WHAT YOU SHOULD DO –
Return the following rows without any changes, beginning at the line that contains "svg-text:18: 18 (145, 121, 153, 130)" and stopping after the line that contains "svg-text:11: 11 (511, 95, 519, 104)".

DATA SUPPLIED –
● ● ● ● ● ● ●
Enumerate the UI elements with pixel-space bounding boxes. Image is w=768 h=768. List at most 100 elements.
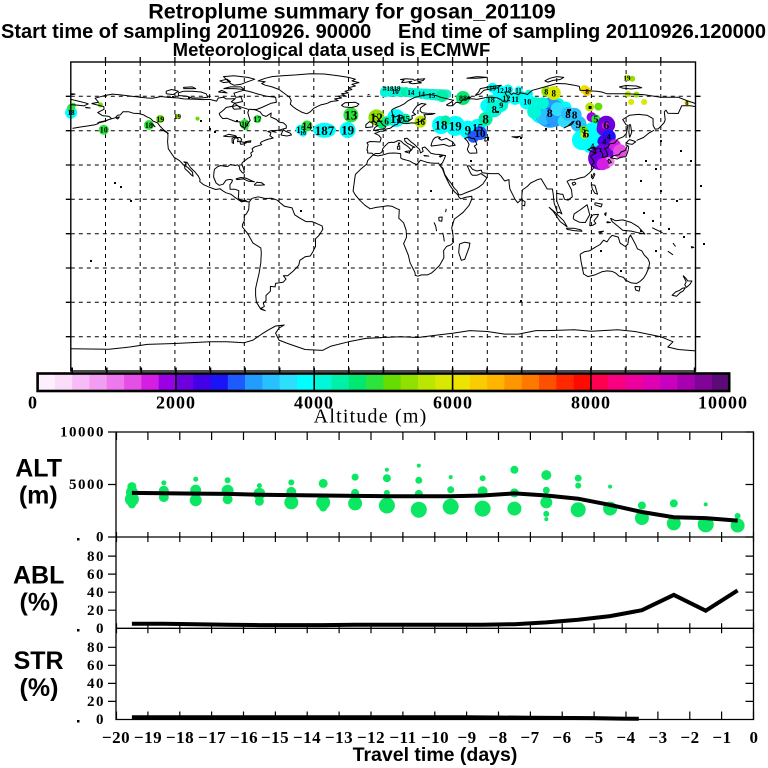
svg-text:18: 18 (145, 121, 153, 130)
svg-text:−11: −11 (389, 728, 416, 747)
svg-text:6: 6 (603, 118, 609, 132)
svg-text:Retroplume summary for gosan_2: Retroplume summary for gosan_201109 (148, 0, 556, 24)
svg-text:20: 20 (87, 694, 105, 710)
svg-text:−6: −6 (552, 728, 571, 747)
svg-text:13: 13 (344, 108, 358, 123)
svg-text:8: 8 (482, 112, 489, 127)
svg-text:40: 40 (87, 585, 105, 601)
svg-text:0: 0 (28, 393, 38, 413)
svg-text:11: 11 (515, 87, 522, 95)
svg-text:14: 14 (302, 122, 312, 133)
svg-text:Start time of sampling 2011092: Start time of sampling 20110926. 90000 (1, 21, 371, 43)
svg-text:ABL: ABL (13, 561, 64, 589)
svg-text:17: 17 (253, 115, 261, 124)
svg-text:−16: −16 (230, 728, 258, 747)
svg-text:−7: −7 (520, 728, 539, 747)
svg-text:88: 88 (459, 94, 467, 103)
svg-text:−9: −9 (457, 728, 476, 747)
svg-text:10: 10 (300, 131, 306, 137)
svg-text:11: 11 (511, 95, 519, 104)
svg-text:−20: −20 (102, 728, 130, 747)
svg-text:8: 8 (544, 87, 548, 96)
svg-text:Altitude (m): Altitude (m) (314, 406, 428, 428)
svg-text:10000: 10000 (698, 393, 748, 413)
svg-text:12: 12 (497, 87, 505, 95)
svg-text:10: 10 (392, 88, 400, 96)
svg-text:18: 18 (505, 86, 513, 94)
svg-text:10000: 10000 (60, 425, 105, 441)
svg-text:18: 18 (435, 118, 449, 133)
svg-text:9: 9 (465, 122, 472, 137)
svg-text:15: 15 (402, 115, 410, 124)
svg-text:187: 187 (315, 123, 335, 138)
svg-text:0: 0 (750, 728, 759, 747)
svg-text:ALT: ALT (15, 455, 62, 483)
svg-text:4: 4 (593, 147, 597, 156)
svg-text:5: 5 (582, 126, 586, 135)
svg-text:#1819: #1819 (383, 85, 401, 93)
svg-text:14: 14 (418, 91, 426, 99)
svg-text:STR: STR (14, 647, 64, 675)
svg-text:−17: −17 (198, 728, 226, 747)
svg-text:8: 8 (565, 109, 571, 121)
svg-text:19: 19 (156, 115, 164, 124)
svg-text:0: 0 (96, 530, 105, 546)
svg-text:40: 40 (87, 676, 105, 692)
svg-text:19: 19 (449, 119, 463, 134)
svg-text:−1: −1 (712, 728, 731, 747)
svg-text:−18: −18 (166, 728, 194, 747)
svg-text:4: 4 (607, 133, 611, 142)
svg-text:16: 16 (241, 121, 249, 129)
svg-text:10: 10 (100, 126, 108, 135)
svg-text:18: 18 (487, 96, 495, 105)
svg-text:End time of sampling 20110926.: End time of sampling 20110926.120000 (398, 21, 766, 43)
svg-text:19: 19 (624, 75, 632, 83)
svg-text:(%): (%) (20, 588, 59, 616)
svg-text:−4: −4 (616, 728, 635, 747)
svg-text:15: 15 (472, 122, 484, 134)
svg-text:8: 8 (685, 101, 688, 107)
svg-text:19: 19 (341, 123, 355, 138)
svg-text:5: 5 (593, 115, 598, 126)
svg-text:0: 0 (96, 712, 105, 728)
svg-text:9: 9 (499, 101, 503, 110)
svg-text:60: 60 (87, 567, 105, 583)
svg-text:8: 8 (583, 132, 587, 140)
svg-text:−15: −15 (261, 728, 289, 747)
svg-text:80: 80 (87, 640, 105, 656)
svg-text:80: 80 (87, 549, 105, 565)
svg-text:14: 14 (407, 89, 415, 97)
svg-text:8: 8 (585, 88, 589, 96)
svg-text:−12: −12 (357, 728, 385, 747)
svg-text:8000: 8000 (571, 393, 611, 413)
svg-text:(m): (m) (19, 482, 58, 510)
svg-text:−2: −2 (680, 728, 699, 747)
svg-text:−8: −8 (488, 728, 507, 747)
svg-text:12: 12 (502, 94, 510, 103)
svg-text:−3: −3 (648, 728, 667, 747)
svg-text:16: 16 (416, 117, 426, 127)
svg-text:60: 60 (87, 658, 105, 674)
svg-text:0: 0 (96, 621, 105, 637)
svg-text:Meteorological data used is EC: Meteorological data used is ECMWF (173, 39, 491, 60)
svg-text:15: 15 (428, 92, 436, 100)
svg-text:Travel time (days): Travel time (days) (353, 744, 518, 766)
svg-text:9: 9 (575, 117, 581, 131)
svg-text:20: 20 (87, 603, 105, 619)
svg-text:10: 10 (523, 97, 531, 106)
svg-text:8: 8 (572, 110, 578, 122)
svg-text:8: 8 (492, 105, 497, 116)
svg-text:(%): (%) (20, 674, 59, 702)
svg-text:10: 10 (475, 128, 487, 140)
svg-text:15: 15 (296, 125, 306, 135)
svg-text:4: 4 (602, 138, 606, 147)
svg-text:8: 8 (547, 106, 553, 120)
svg-text:5000: 5000 (69, 477, 105, 493)
svg-text:6: 6 (583, 127, 589, 141)
svg-text:2000: 2000 (156, 393, 196, 413)
svg-text:6000: 6000 (433, 393, 473, 413)
svg-text:8: 8 (552, 88, 557, 98)
svg-text:4000: 4000 (294, 393, 334, 413)
svg-text:−14: −14 (293, 728, 321, 747)
svg-text:6: 6 (384, 117, 389, 127)
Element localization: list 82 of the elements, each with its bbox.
● ● ● ● ● ● ●
CORRECT RESPONSE –
svg-text:18: 18 (145, 121, 153, 130)
svg-text:−11: −11 (389, 728, 416, 747)
svg-text:6: 6 (603, 118, 609, 132)
svg-text:Retroplume summary for gosan_2: Retroplume summary for gosan_201109 (148, 0, 556, 24)
svg-text:20: 20 (87, 694, 105, 710)
svg-text:−6: −6 (552, 728, 571, 747)
svg-text:13: 13 (344, 108, 358, 123)
svg-text:8: 8 (482, 112, 489, 127)
svg-text:40: 40 (87, 585, 105, 601)
svg-text:0: 0 (28, 393, 38, 413)
svg-text:11: 11 (515, 87, 522, 95)
svg-text:14: 14 (302, 122, 312, 133)
svg-text:Start time of sampling 2011092: Start time of sampling 20110926. 90000 (1, 21, 371, 43)
svg-text:ABL: ABL (13, 561, 64, 589)
svg-text:17: 17 (253, 115, 261, 124)
svg-text:−16: −16 (230, 728, 258, 747)
svg-text:−7: −7 (520, 728, 539, 747)
svg-text:88: 88 (459, 94, 467, 103)
svg-text:−9: −9 (457, 728, 476, 747)
svg-text:10: 10 (300, 131, 306, 137)
svg-text:11: 11 (511, 95, 519, 104)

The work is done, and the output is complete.